Stored dataset items

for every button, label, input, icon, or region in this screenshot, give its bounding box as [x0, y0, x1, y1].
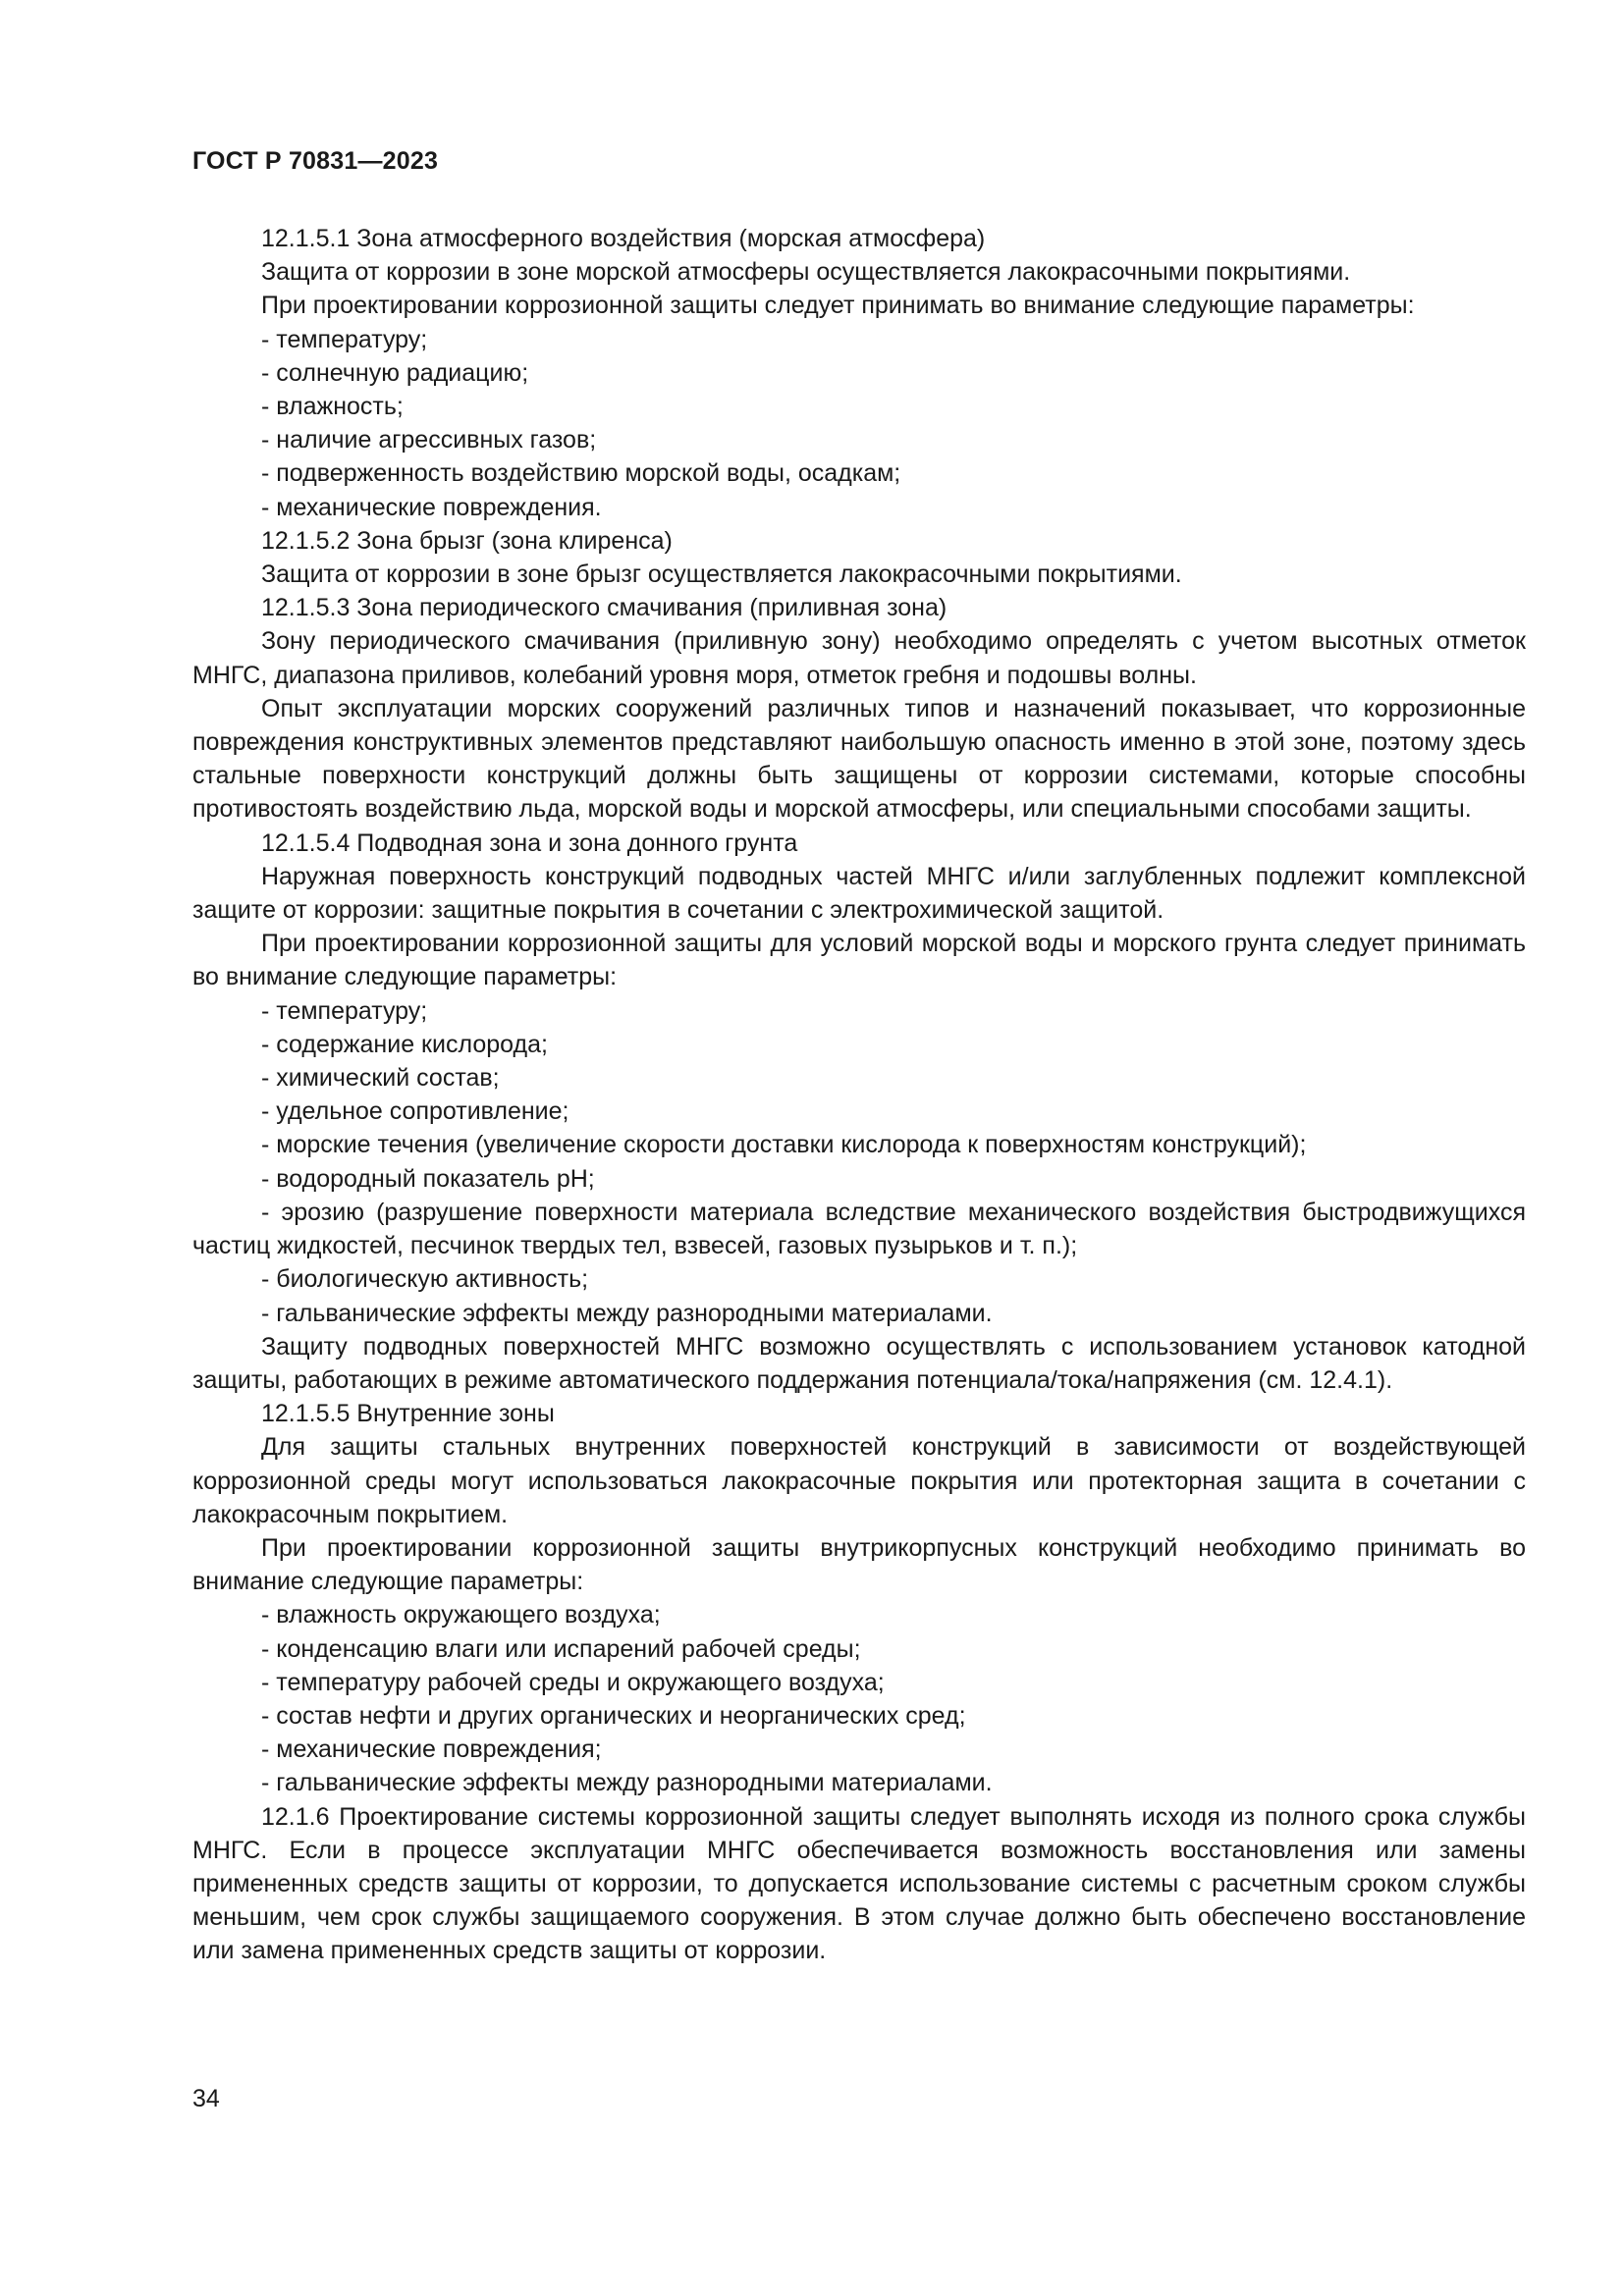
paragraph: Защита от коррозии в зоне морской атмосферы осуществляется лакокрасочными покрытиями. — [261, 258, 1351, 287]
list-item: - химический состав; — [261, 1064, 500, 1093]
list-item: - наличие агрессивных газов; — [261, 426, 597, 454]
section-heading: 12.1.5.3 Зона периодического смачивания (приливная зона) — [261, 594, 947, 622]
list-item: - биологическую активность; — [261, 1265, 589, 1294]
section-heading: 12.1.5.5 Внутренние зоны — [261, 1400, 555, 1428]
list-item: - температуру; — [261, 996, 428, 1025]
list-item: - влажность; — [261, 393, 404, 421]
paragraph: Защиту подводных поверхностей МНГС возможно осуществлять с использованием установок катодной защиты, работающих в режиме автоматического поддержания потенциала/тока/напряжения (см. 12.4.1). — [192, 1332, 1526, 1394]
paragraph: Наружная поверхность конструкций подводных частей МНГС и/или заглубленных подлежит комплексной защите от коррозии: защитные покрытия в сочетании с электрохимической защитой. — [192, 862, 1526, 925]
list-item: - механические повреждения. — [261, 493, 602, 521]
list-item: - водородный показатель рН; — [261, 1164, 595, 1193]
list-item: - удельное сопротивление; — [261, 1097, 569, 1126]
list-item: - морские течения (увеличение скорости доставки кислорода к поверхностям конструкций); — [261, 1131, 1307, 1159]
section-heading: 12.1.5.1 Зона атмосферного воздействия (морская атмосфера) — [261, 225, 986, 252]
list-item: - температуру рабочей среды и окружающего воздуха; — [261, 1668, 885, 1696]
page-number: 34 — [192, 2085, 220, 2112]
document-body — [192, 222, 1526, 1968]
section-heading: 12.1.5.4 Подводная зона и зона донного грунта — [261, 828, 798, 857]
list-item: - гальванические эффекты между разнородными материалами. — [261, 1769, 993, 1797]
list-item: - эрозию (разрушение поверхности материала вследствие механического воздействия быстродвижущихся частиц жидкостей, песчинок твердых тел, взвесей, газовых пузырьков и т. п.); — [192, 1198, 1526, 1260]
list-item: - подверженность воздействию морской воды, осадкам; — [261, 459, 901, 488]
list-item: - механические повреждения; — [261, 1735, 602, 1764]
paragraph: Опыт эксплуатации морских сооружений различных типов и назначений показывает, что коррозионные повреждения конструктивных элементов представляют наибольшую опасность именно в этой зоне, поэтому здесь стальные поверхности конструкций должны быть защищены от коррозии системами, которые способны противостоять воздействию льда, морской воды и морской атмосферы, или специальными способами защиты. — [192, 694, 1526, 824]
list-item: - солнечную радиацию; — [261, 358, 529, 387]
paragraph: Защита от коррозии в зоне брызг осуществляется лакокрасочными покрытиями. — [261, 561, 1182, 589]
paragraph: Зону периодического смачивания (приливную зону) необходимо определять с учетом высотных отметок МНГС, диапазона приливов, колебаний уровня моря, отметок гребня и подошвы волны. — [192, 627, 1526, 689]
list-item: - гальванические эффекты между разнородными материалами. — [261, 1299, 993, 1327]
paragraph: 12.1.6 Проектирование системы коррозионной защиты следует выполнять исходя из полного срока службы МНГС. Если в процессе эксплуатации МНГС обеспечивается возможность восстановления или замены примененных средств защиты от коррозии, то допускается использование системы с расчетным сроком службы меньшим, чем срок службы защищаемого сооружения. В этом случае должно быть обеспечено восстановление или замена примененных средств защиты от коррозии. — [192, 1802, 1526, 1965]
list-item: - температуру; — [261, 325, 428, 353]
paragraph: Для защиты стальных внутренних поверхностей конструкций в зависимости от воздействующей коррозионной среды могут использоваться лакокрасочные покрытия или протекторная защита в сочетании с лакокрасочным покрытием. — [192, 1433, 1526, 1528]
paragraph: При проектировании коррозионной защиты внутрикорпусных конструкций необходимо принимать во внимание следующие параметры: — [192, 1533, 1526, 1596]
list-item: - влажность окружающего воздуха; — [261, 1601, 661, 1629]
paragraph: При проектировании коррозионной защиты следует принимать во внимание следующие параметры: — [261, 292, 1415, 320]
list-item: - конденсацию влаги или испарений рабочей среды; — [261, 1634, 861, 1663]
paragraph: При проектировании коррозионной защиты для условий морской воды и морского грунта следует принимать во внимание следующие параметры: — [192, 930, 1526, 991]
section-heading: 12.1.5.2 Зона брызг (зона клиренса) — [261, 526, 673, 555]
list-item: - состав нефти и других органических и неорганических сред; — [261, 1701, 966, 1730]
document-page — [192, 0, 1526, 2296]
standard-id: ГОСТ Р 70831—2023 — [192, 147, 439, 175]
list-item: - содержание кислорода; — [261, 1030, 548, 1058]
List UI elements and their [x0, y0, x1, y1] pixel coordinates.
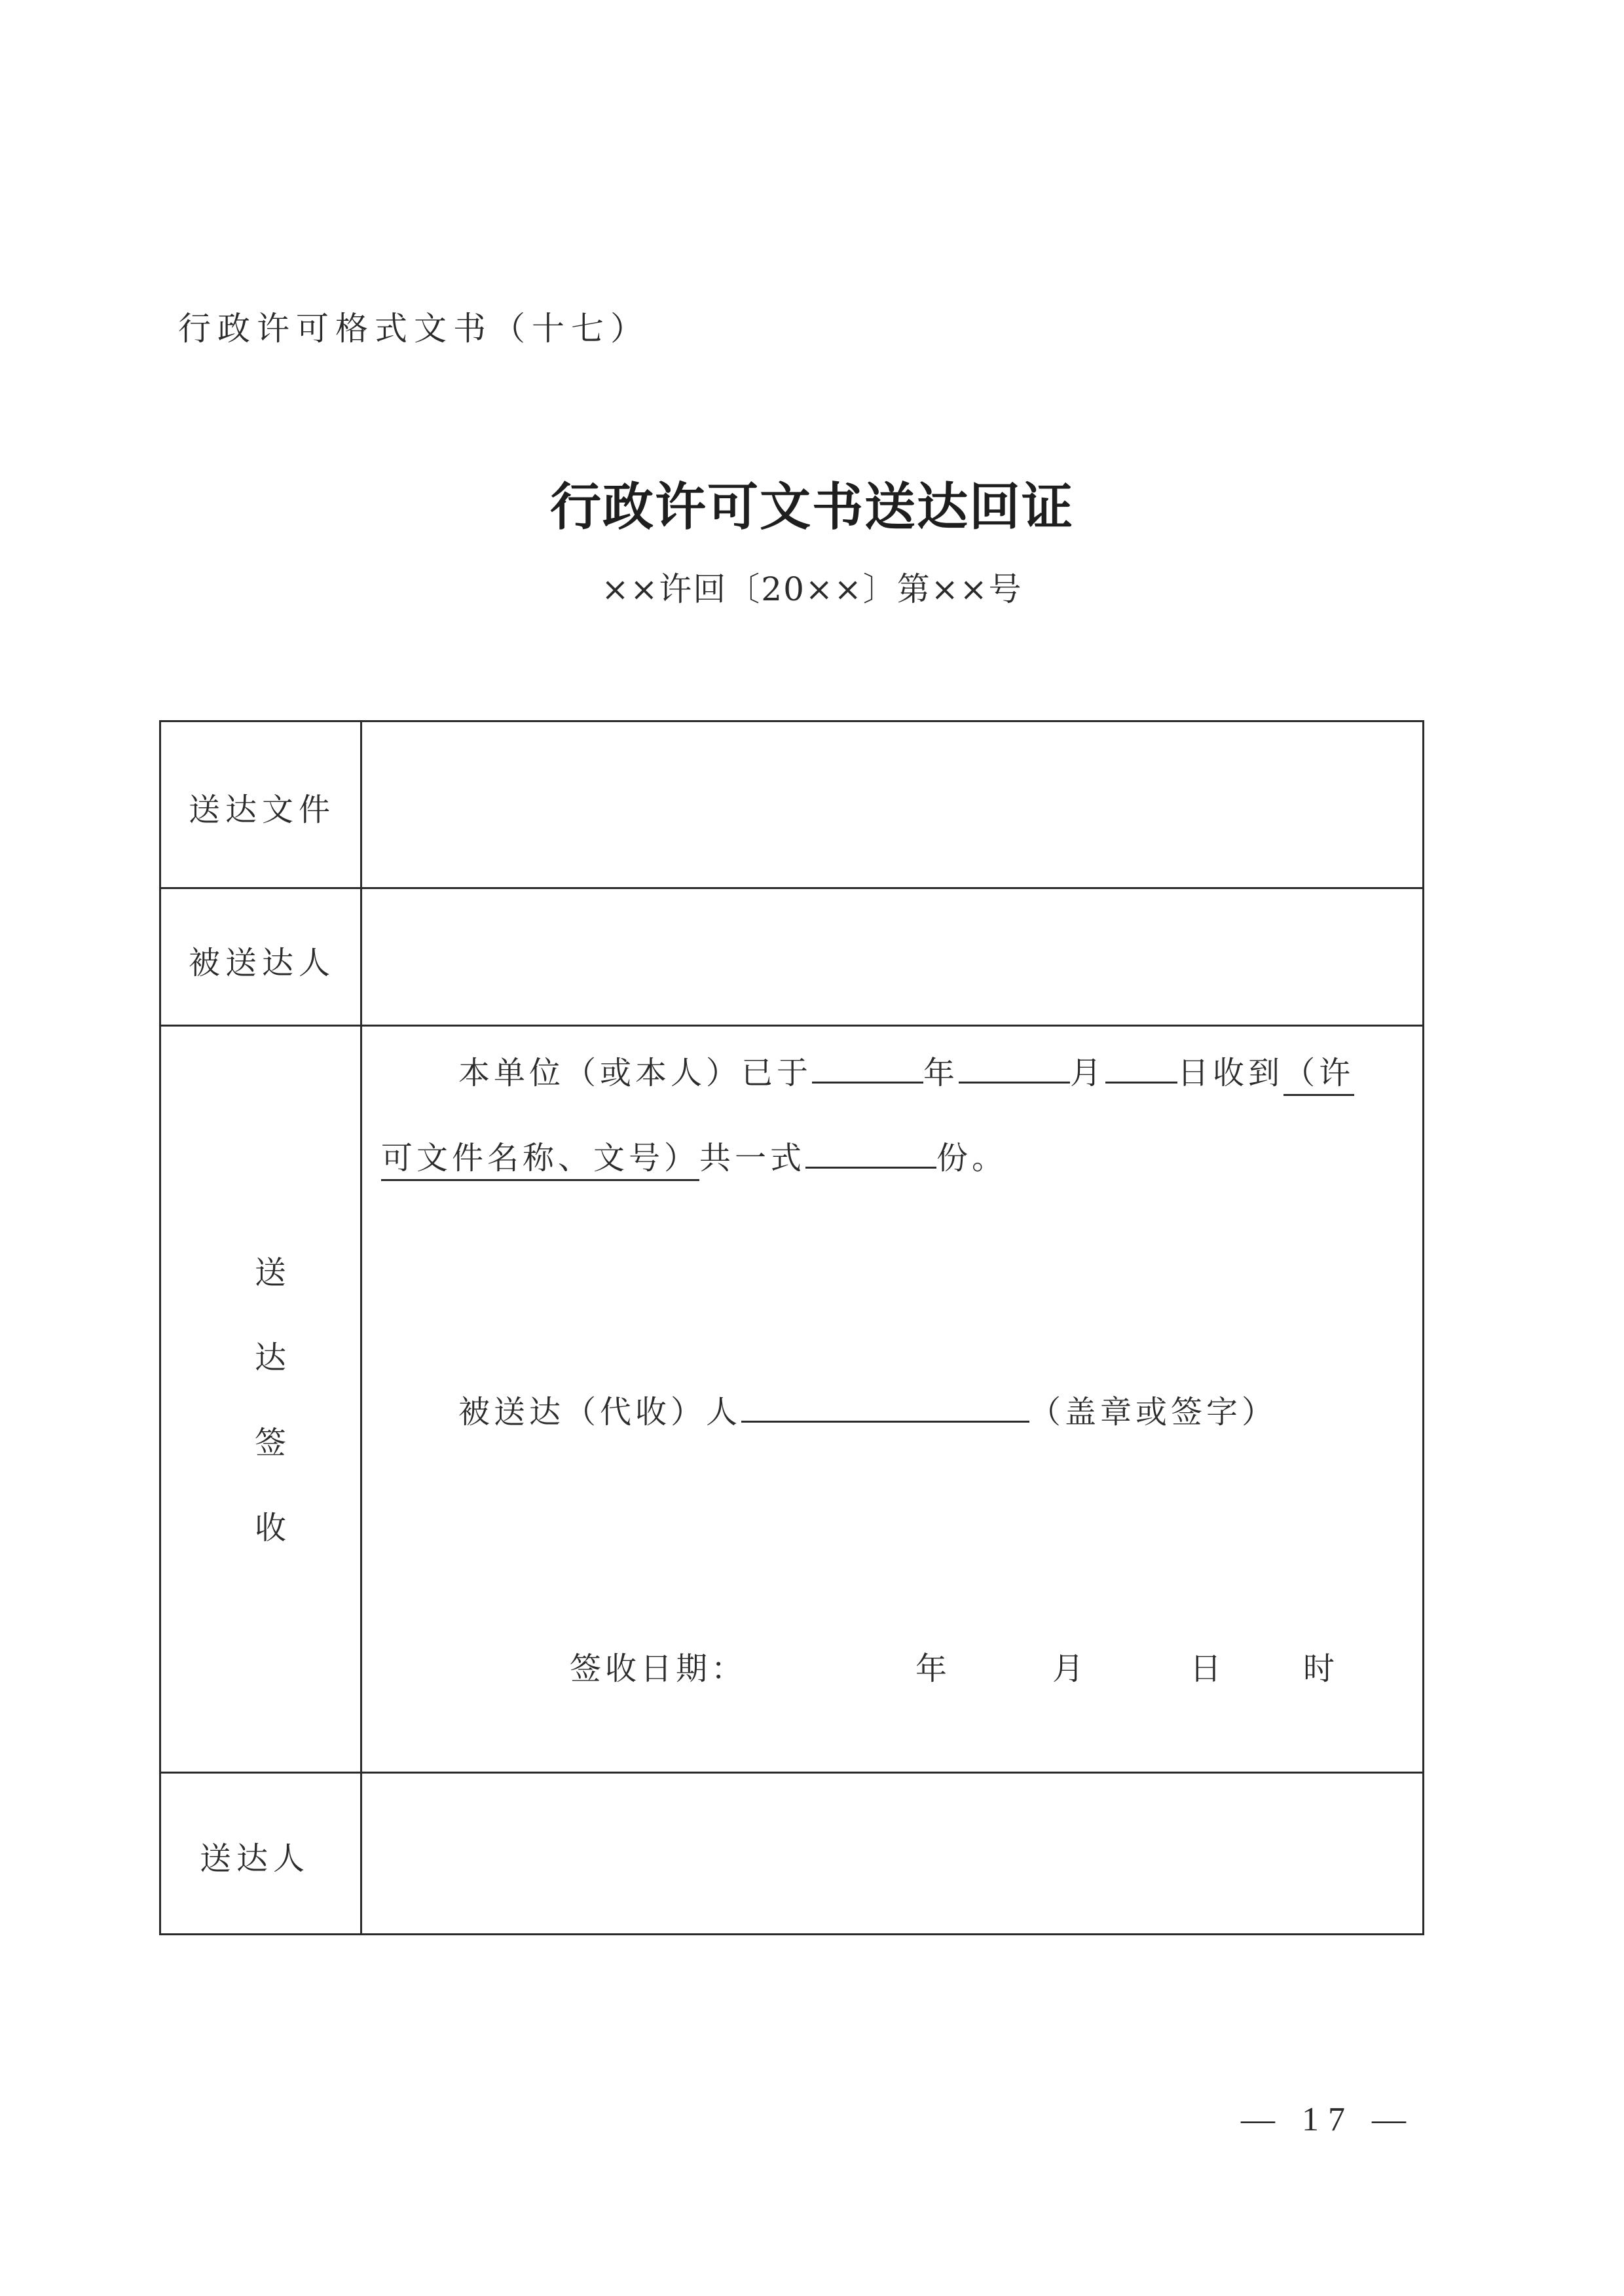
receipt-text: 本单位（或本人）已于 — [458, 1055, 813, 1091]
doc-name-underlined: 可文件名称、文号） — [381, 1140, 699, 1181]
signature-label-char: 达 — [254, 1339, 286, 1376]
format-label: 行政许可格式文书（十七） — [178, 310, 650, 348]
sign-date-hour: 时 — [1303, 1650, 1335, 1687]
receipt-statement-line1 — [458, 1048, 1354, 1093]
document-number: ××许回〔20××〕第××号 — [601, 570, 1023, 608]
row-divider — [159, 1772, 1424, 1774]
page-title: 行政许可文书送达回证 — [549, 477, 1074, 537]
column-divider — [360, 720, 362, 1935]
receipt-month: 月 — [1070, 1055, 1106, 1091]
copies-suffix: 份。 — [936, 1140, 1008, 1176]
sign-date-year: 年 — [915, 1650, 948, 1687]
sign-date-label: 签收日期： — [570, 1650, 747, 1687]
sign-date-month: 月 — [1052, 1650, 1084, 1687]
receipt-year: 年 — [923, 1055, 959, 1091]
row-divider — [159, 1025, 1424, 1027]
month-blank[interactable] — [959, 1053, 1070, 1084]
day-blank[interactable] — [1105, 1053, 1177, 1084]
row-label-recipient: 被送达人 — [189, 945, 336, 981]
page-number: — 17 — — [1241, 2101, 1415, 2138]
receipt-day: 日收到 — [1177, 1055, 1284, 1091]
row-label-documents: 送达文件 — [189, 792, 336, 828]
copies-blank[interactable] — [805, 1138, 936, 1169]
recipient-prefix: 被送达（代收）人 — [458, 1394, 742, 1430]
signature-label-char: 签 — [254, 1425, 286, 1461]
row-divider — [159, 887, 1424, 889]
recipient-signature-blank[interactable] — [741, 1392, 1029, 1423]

* [Problem requirements] Report how many lines of the entries above contain the string "смачивания", counting only matches in that same case. Give the number alone.

* [The output] 2